● **The exercise**
The entries below contain pictures. Retype everything except those pictures, exactly as given.
***** Dataset excerpts
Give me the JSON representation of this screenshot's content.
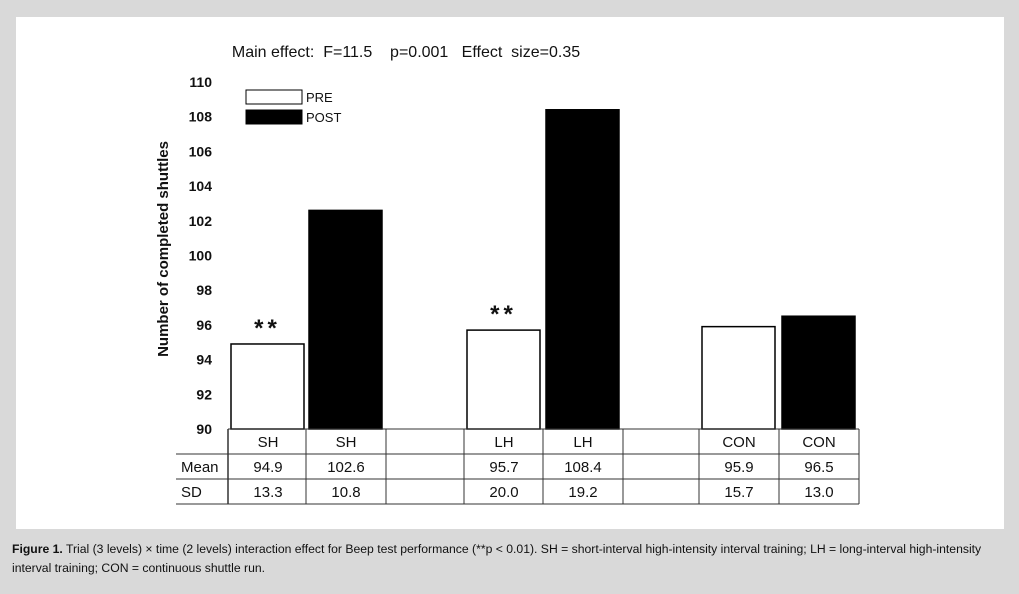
{
  "chart_data": {
    "type": "bar",
    "title": "Main effect:  F=11.5    p=0.001   Effect  size=0.35",
    "ylabel": "Number of completed shuttles",
    "ylim": [
      90,
      110
    ],
    "yticks": [
      90,
      92,
      94,
      96,
      98,
      100,
      102,
      104,
      106,
      108,
      110
    ],
    "grid": false,
    "legend_position": "top-left",
    "groups": [
      "SH",
      "LH",
      "CON"
    ],
    "series": [
      {
        "name": "PRE",
        "color": "#ffffff",
        "values": [
          94.9,
          95.7,
          95.9
        ]
      },
      {
        "name": "POST",
        "color": "#000000",
        "values": [
          102.6,
          108.4,
          96.5
        ]
      }
    ],
    "annotations": [
      "**",
      "",
      "**",
      "",
      "",
      ""
    ],
    "table": {
      "header": [
        "SH",
        "SH",
        "",
        "LH",
        "LH",
        "",
        "CON",
        "CON"
      ],
      "rows": [
        {
          "label": "Mean",
          "cells": [
            "94.9",
            "102.6",
            "",
            "95.7",
            "108.4",
            "",
            "95.9",
            "96.5"
          ]
        },
        {
          "label": "SD",
          "cells": [
            "13.3",
            "10.8",
            "",
            "20.0",
            "19.2",
            "",
            "15.7",
            "13.0"
          ]
        }
      ]
    }
  },
  "caption": {
    "label": "Figure 1.",
    "text": "Trial (3 levels) × time (2 levels) interaction effect for Beep test performance (**p < 0.01). SH = short-interval high-intensity interval training; LH = long-interval high-intensity interval training; CON = continuous shuttle run."
  }
}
**********
● **Result of the exercise**
Give me the JSON representation of this screenshot's content.
{
  "chart_data": {
    "type": "bar",
    "title": "Main effect:  F=11.5    p=0.001   Effect  size=0.35",
    "ylabel": "Number of completed shuttles",
    "ylim": [
      90,
      110
    ],
    "yticks": [
      90,
      92,
      94,
      96,
      98,
      100,
      102,
      104,
      106,
      108,
      110
    ],
    "grid": false,
    "legend_position": "top-left",
    "groups": [
      "SH",
      "LH",
      "CON"
    ],
    "series": [
      {
        "name": "PRE",
        "color": "#ffffff",
        "values": [
          94.9,
          95.7,
          95.9
        ]
      },
      {
        "name": "POST",
        "color": "#000000",
        "values": [
          102.6,
          108.4,
          96.5
        ]
      }
    ],
    "annotations": [
      "**",
      "",
      "**",
      "",
      "",
      ""
    ],
    "table": {
      "header": [
        "SH",
        "SH",
        "",
        "LH",
        "LH",
        "",
        "CON",
        "CON"
      ],
      "rows": [
        {
          "label": "Mean",
          "cells": [
            "94.9",
            "102.6",
            "",
            "95.7",
            "108.4",
            "",
            "95.9",
            "96.5"
          ]
        },
        {
          "label": "SD",
          "cells": [
            "13.3",
            "10.8",
            "",
            "20.0",
            "19.2",
            "",
            "15.7",
            "13.0"
          ]
        }
      ]
    }
  },
  "caption": {
    "label": "Figure 1.",
    "text": "Trial (3 levels) × time (2 levels) interaction effect for Beep test performance (**p < 0.01). SH = short-interval high-intensity interval training; LH = long-interval high-intensity interval training; CON = continuous shuttle run."
  }
}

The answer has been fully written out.